Some records:
□ □ □ □

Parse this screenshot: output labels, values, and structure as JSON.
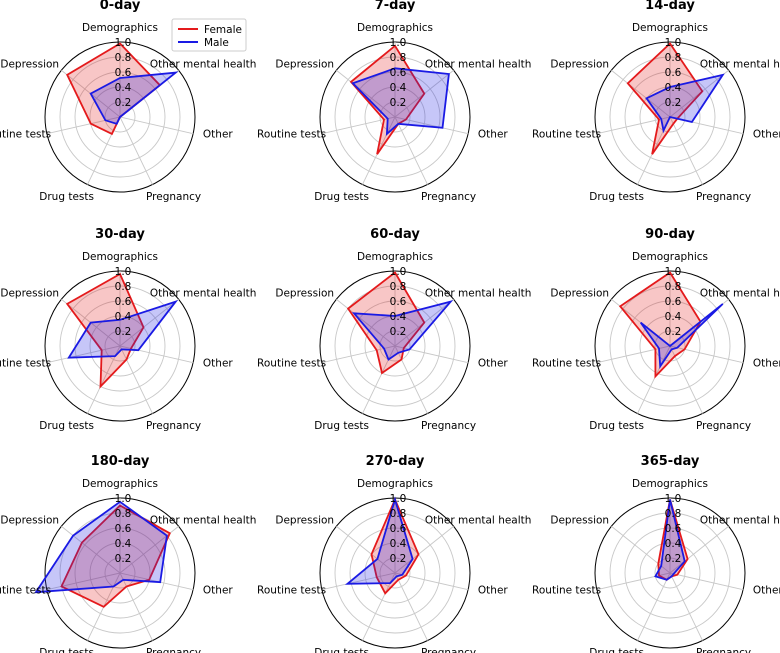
{
  "chart_data": {
    "type": "radar",
    "axes": [
      "Demographics",
      "Other mental health",
      "Other",
      "Pregnancy",
      "Drug tests",
      "Routine tests",
      "Depression"
    ],
    "rlim": [
      0,
      1.0
    ],
    "rticks": [
      "0.2",
      "0.4",
      "0.6",
      "0.8",
      "1.0"
    ],
    "legend": {
      "position": "top-right of first panel",
      "entries": [
        {
          "name": "Female",
          "color": "#e41a1c"
        },
        {
          "name": "Male",
          "color": "#1a1ae4"
        }
      ]
    },
    "colors": {
      "female": "#e41a1c",
      "male": "#1a1ae4"
    },
    "panels": [
      {
        "title": "0-day",
        "series": [
          {
            "name": "Female",
            "values": [
              0.98,
              0.68,
              0.0,
              0.0,
              0.25,
              0.4,
              0.9
            ]
          },
          {
            "name": "Male",
            "values": [
              0.52,
              0.95,
              0.0,
              0.0,
              0.1,
              0.2,
              0.5
            ]
          }
        ]
      },
      {
        "title": "7-day",
        "series": [
          {
            "name": "Female",
            "values": [
              0.95,
              0.5,
              0.15,
              0.1,
              0.55,
              0.15,
              0.75
            ]
          },
          {
            "name": "Male",
            "values": [
              0.65,
              0.92,
              0.65,
              0.1,
              0.25,
              0.1,
              0.72
            ]
          }
        ]
      },
      {
        "title": "14-day",
        "series": [
          {
            "name": "Female",
            "values": [
              0.98,
              0.55,
              0.1,
              0.1,
              0.55,
              0.15,
              0.72
            ]
          },
          {
            "name": "Male",
            "values": [
              0.4,
              0.9,
              0.3,
              0.0,
              0.2,
              0.12,
              0.4
            ]
          }
        ]
      },
      {
        "title": "30-day",
        "series": [
          {
            "name": "Female",
            "values": [
              0.96,
              0.4,
              0.15,
              0.2,
              0.6,
              0.25,
              0.9
            ]
          },
          {
            "name": "Male",
            "values": [
              0.35,
              0.95,
              0.25,
              0.05,
              0.15,
              0.7,
              0.5
            ]
          }
        ]
      },
      {
        "title": "60-day",
        "series": [
          {
            "name": "Female",
            "values": [
              0.98,
              0.5,
              0.12,
              0.2,
              0.4,
              0.25,
              0.8
            ]
          },
          {
            "name": "Male",
            "values": [
              0.4,
              0.95,
              0.2,
              0.1,
              0.2,
              0.15,
              0.7
            ]
          }
        ]
      },
      {
        "title": "90-day",
        "series": [
          {
            "name": "Female",
            "values": [
              0.98,
              0.52,
              0.2,
              0.15,
              0.45,
              0.2,
              0.85
            ]
          },
          {
            "name": "Male",
            "values": [
              0.0,
              0.9,
              0.1,
              0.05,
              0.3,
              0.15,
              0.5
            ]
          }
        ]
      },
      {
        "title": "180-day",
        "series": [
          {
            "name": "Female",
            "values": [
              0.9,
              0.85,
              0.4,
              0.2,
              0.5,
              0.8,
              0.65
            ]
          },
          {
            "name": "Male",
            "values": [
              0.95,
              0.8,
              0.55,
              0.1,
              0.2,
              1.15,
              0.8
            ]
          }
        ]
      },
      {
        "title": "270-day",
        "series": [
          {
            "name": "Female",
            "values": [
              0.98,
              0.4,
              0.15,
              0.1,
              0.3,
              0.25,
              0.4
            ]
          },
          {
            "name": "Male",
            "values": [
              0.98,
              0.3,
              0.1,
              0.05,
              0.15,
              0.65,
              0.3
            ]
          }
        ]
      },
      {
        "title": "365-day",
        "series": [
          {
            "name": "Female",
            "values": [
              0.98,
              0.3,
              0.1,
              0.05,
              0.1,
              0.15,
              0.2
            ]
          },
          {
            "name": "Male",
            "values": [
              0.98,
              0.25,
              0.05,
              0.05,
              0.1,
              0.2,
              0.15
            ]
          }
        ]
      }
    ]
  }
}
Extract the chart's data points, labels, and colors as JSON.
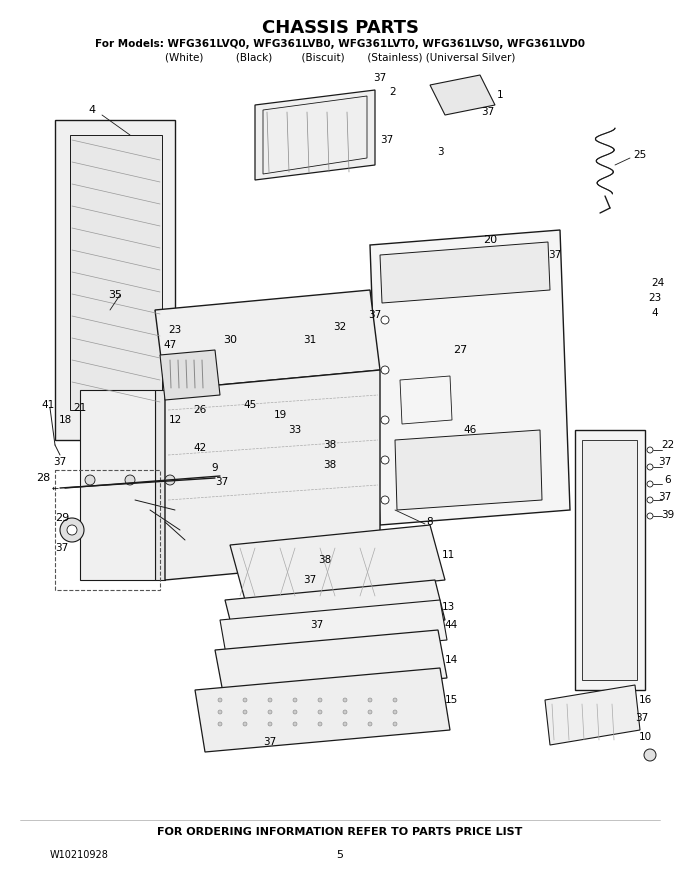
{
  "title": "CHASSIS PARTS",
  "models_line": "For Models: WFG361LVQ0, WFG361LVB0, WFG361LVT0, WFG361LVS0, WFG361LVD0",
  "colors_line": "(White)          (Black)         (Biscuit)       (Stainless) (Universal Silver)",
  "footer_left": "W10210928",
  "footer_center": "5",
  "footer_bottom": "FOR ORDERING INFORMATION REFER TO PARTS PRICE LIST",
  "bg_color": "#ffffff",
  "text_color": "#000000",
  "fig_width": 6.8,
  "fig_height": 8.8,
  "dpi": 100
}
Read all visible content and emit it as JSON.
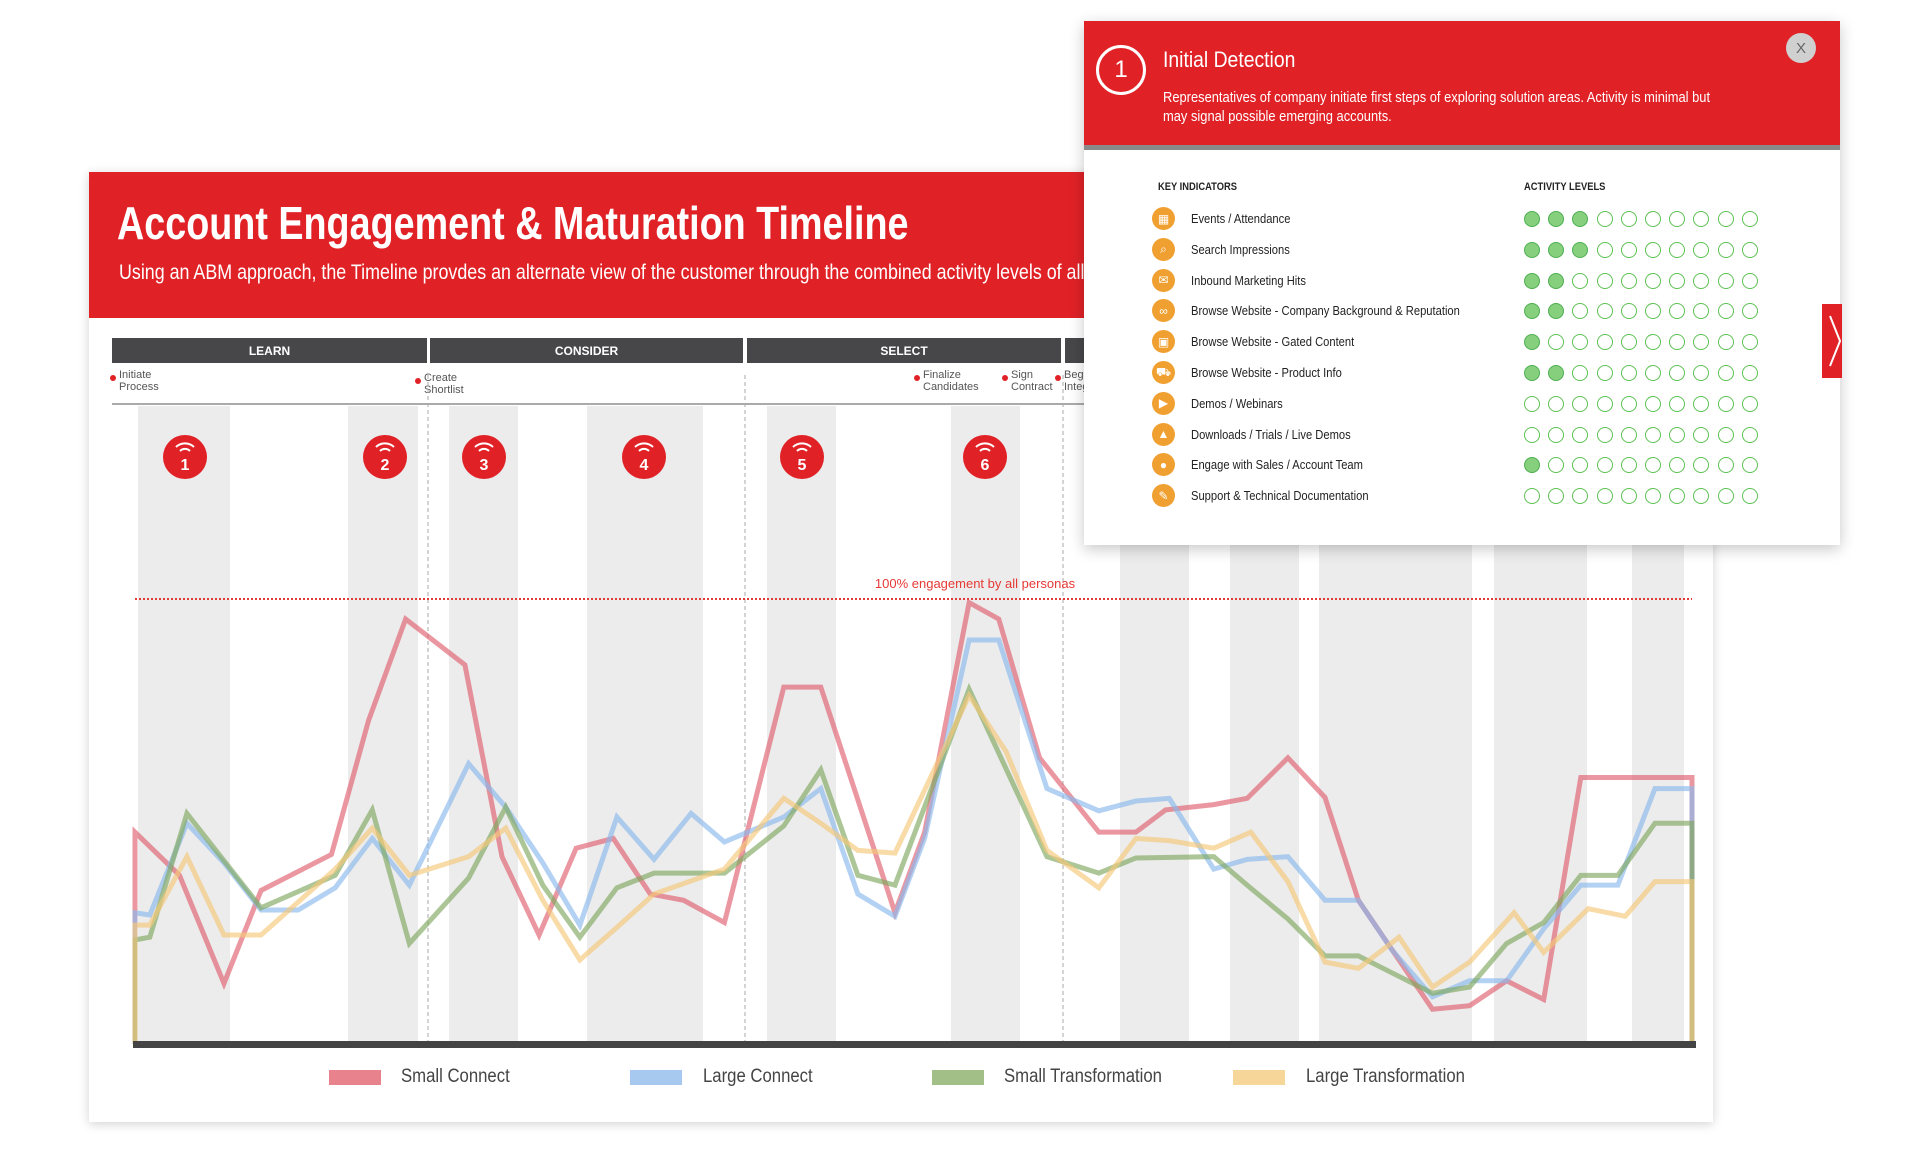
{
  "header": {
    "title": "Account Engagement & Maturation Timeline",
    "subtitle": "Using an ABM approach, the Timeline provdes an alternate view of the customer through the combined activity levels of all te"
  },
  "phases": [
    "LEARN",
    "CONSIDER",
    "SELECT",
    ""
  ],
  "milestones": [
    {
      "line1": "Initiate",
      "line2": "Process"
    },
    {
      "line1": "Create",
      "line2": "Shortlist"
    },
    {
      "line1": "Finalize",
      "line2": "Candidates"
    },
    {
      "line1": "Sign",
      "line2": "Contract"
    },
    {
      "line1": "Begin",
      "line2": "Integ"
    }
  ],
  "markers": [
    "1",
    "2",
    "3",
    "4",
    "5",
    "6"
  ],
  "chart_data": {
    "type": "line",
    "title": "",
    "xlabel": "",
    "ylabel": "",
    "ylim": [
      0,
      100
    ],
    "reference_line": {
      "value": 100,
      "label": "100% engagement by all personas",
      "color": "#e53935"
    },
    "grid": false,
    "legend": "bottom",
    "series": [
      {
        "name": "Small Connect",
        "color": "#e0606e",
        "points": [
          [
            0,
            0
          ],
          [
            0,
            47.6
          ],
          [
            1.2,
            37.9
          ],
          [
            2.4,
            13.6
          ],
          [
            3.4,
            34.5
          ],
          [
            5.3,
            42.6
          ],
          [
            6.3,
            72.7
          ],
          [
            7.3,
            95.5
          ],
          [
            8.9,
            85.2
          ],
          [
            9.9,
            42.1
          ],
          [
            10.9,
            24.5
          ],
          [
            11.9,
            44
          ],
          [
            12.9,
            46.2
          ],
          [
            13.9,
            33.7
          ],
          [
            14.8,
            32.3
          ],
          [
            15.9,
            27.3
          ],
          [
            17.5,
            80.2
          ],
          [
            18.5,
            80.2
          ],
          [
            20.5,
            29.5
          ],
          [
            21.3,
            47.6
          ],
          [
            22.5,
            99.2
          ],
          [
            23.3,
            95.5
          ],
          [
            24.4,
            64.3
          ],
          [
            26,
            47.6
          ],
          [
            27,
            47.6
          ],
          [
            27.8,
            52.6
          ],
          [
            29.1,
            53.8
          ],
          [
            30,
            55.2
          ],
          [
            31.1,
            64.3
          ],
          [
            32.1,
            55.4
          ],
          [
            33,
            32.3
          ],
          [
            35,
            7.8
          ],
          [
            36,
            8.6
          ],
          [
            37,
            14.2
          ],
          [
            38,
            10
          ],
          [
            39,
            59.9
          ],
          [
            42,
            59.9
          ],
          [
            42,
            0
          ]
        ]
      },
      {
        "name": "Large Connect",
        "color": "#8ab8ec",
        "points": [
          [
            0,
            0
          ],
          [
            0,
            29.5
          ],
          [
            0.4,
            29
          ],
          [
            1.4,
            49.6
          ],
          [
            2.4,
            40.7
          ],
          [
            3.4,
            30.1
          ],
          [
            4.4,
            30.1
          ],
          [
            5.4,
            35.1
          ],
          [
            6.4,
            46.2
          ],
          [
            7.4,
            35.7
          ],
          [
            9,
            63
          ],
          [
            10,
            53.2
          ],
          [
            11,
            40.7
          ],
          [
            12,
            26.7
          ],
          [
            13,
            51
          ],
          [
            14,
            41.5
          ],
          [
            15,
            51.8
          ],
          [
            15.9,
            45.4
          ],
          [
            17.5,
            51
          ],
          [
            18.5,
            57.4
          ],
          [
            19.5,
            33.7
          ],
          [
            20.5,
            28.7
          ],
          [
            21.3,
            46.2
          ],
          [
            22.5,
            90.8
          ],
          [
            23.3,
            90.8
          ],
          [
            24.6,
            57.4
          ],
          [
            26,
            52.4
          ],
          [
            27,
            54.6
          ],
          [
            27.9,
            55.2
          ],
          [
            29.1,
            39.3
          ],
          [
            30,
            41.5
          ],
          [
            31.1,
            42.1
          ],
          [
            32.1,
            32.3
          ],
          [
            33,
            32.3
          ],
          [
            33.9,
            21.2
          ],
          [
            35,
            10.6
          ],
          [
            36,
            14.2
          ],
          [
            37,
            14.2
          ],
          [
            38,
            25.9
          ],
          [
            39,
            35.7
          ],
          [
            40,
            35.7
          ],
          [
            41,
            57.4
          ],
          [
            42,
            57.4
          ],
          [
            42,
            0
          ]
        ]
      },
      {
        "name": "Small Transformation",
        "color": "#7fa860",
        "points": [
          [
            0,
            0
          ],
          [
            0,
            23.4
          ],
          [
            0.4,
            24
          ],
          [
            1.4,
            51.8
          ],
          [
            2.4,
            41.2
          ],
          [
            3.4,
            30.6
          ],
          [
            5.4,
            37.9
          ],
          [
            6.4,
            52.6
          ],
          [
            7.4,
            22.6
          ],
          [
            9,
            37.3
          ],
          [
            10,
            53.2
          ],
          [
            11,
            35.7
          ],
          [
            12,
            24
          ],
          [
            13,
            35.1
          ],
          [
            14,
            38.4
          ],
          [
            15.9,
            38.4
          ],
          [
            17.5,
            49
          ],
          [
            18.5,
            61.6
          ],
          [
            19.5,
            37.9
          ],
          [
            20.5,
            35.7
          ],
          [
            22.5,
            79.7
          ],
          [
            24.6,
            42.1
          ],
          [
            26,
            38.4
          ],
          [
            27,
            41.8
          ],
          [
            29.1,
            42.1
          ],
          [
            30,
            35.7
          ],
          [
            31.1,
            28.1
          ],
          [
            32.1,
            19.8
          ],
          [
            33,
            19.8
          ],
          [
            35,
            11.4
          ],
          [
            36,
            12.8
          ],
          [
            37,
            22.6
          ],
          [
            38,
            27.3
          ],
          [
            39,
            37.9
          ],
          [
            40,
            37.9
          ],
          [
            41,
            49.6
          ],
          [
            42,
            49.6
          ],
          [
            42,
            0
          ]
        ]
      },
      {
        "name": "Large Transformation",
        "color": "#f5c878",
        "points": [
          [
            0,
            0
          ],
          [
            0,
            26.7
          ],
          [
            0.4,
            26.7
          ],
          [
            1.4,
            42.1
          ],
          [
            2.4,
            24.5
          ],
          [
            3.4,
            24.5
          ],
          [
            5.4,
            39.3
          ],
          [
            6.4,
            48.5
          ],
          [
            7.4,
            37.9
          ],
          [
            9,
            42.1
          ],
          [
            10,
            48.5
          ],
          [
            11,
            32.3
          ],
          [
            12,
            18.9
          ],
          [
            13,
            26.2
          ],
          [
            14,
            33.7
          ],
          [
            15.9,
            39.3
          ],
          [
            17.5,
            55.2
          ],
          [
            18.5,
            49.6
          ],
          [
            19.5,
            43.5
          ],
          [
            20.5,
            42.9
          ],
          [
            22.5,
            78.3
          ],
          [
            23.5,
            65.7
          ],
          [
            24.6,
            43.5
          ],
          [
            26,
            35.1
          ],
          [
            27,
            46.2
          ],
          [
            27.9,
            45.7
          ],
          [
            29.1,
            44
          ],
          [
            30.1,
            47.6
          ],
          [
            31.1,
            36.5
          ],
          [
            32.1,
            18.4
          ],
          [
            33,
            17
          ],
          [
            34.1,
            24
          ],
          [
            35,
            12.8
          ],
          [
            36,
            18.4
          ],
          [
            37.2,
            29.5
          ],
          [
            38,
            20.6
          ],
          [
            39.2,
            30.4
          ],
          [
            40.2,
            28.7
          ],
          [
            41,
            36.5
          ],
          [
            42,
            36.5
          ],
          [
            42,
            0
          ]
        ]
      }
    ]
  },
  "panel": {
    "number": "1",
    "title": "Initial Detection",
    "description": "Representatives of company initiate first steps of exploring solution areas. Activity is minimal but may signal possible emerging accounts.",
    "close_label": "X",
    "col_indicators": "KEY INDICATORS",
    "col_levels": "ACTIVITY LEVELS",
    "max_level": 10,
    "rows": [
      {
        "label": "Events / Attendance",
        "icon": "calendar-icon",
        "glyph": "▦",
        "level": 3
      },
      {
        "label": "Search Impressions",
        "icon": "search-icon",
        "glyph": "⌕",
        "level": 3
      },
      {
        "label": "Inbound Marketing Hits",
        "icon": "envelope-icon",
        "glyph": "✉",
        "level": 2
      },
      {
        "label": "Browse Website - Company Background & Reputation",
        "icon": "glasses-icon",
        "glyph": "∞",
        "level": 2
      },
      {
        "label": "Browse Website - Gated Content",
        "icon": "lock-icon",
        "glyph": "▣",
        "level": 1
      },
      {
        "label": "Browse Website - Product Info",
        "icon": "cart-icon",
        "glyph": "⛟",
        "level": 2
      },
      {
        "label": "Demos / Webinars",
        "icon": "presentation-icon",
        "glyph": "▶",
        "level": 0
      },
      {
        "label": "Downloads / Trials / Live Demos",
        "icon": "flask-icon",
        "glyph": "▲",
        "level": 0
      },
      {
        "label": "Engage with Sales / Account Team",
        "icon": "chat-bubble-icon",
        "glyph": "●",
        "level": 1
      },
      {
        "label": "Support & Technical Documentation",
        "icon": "wrench-icon",
        "glyph": "✎",
        "level": 0
      }
    ]
  }
}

□ □ □ □

## Set task
Identify each line of the material where the word "Small" shows up, and copy it.

## Response below
        "name": "Small Connect",
        "name": "Small Transformation",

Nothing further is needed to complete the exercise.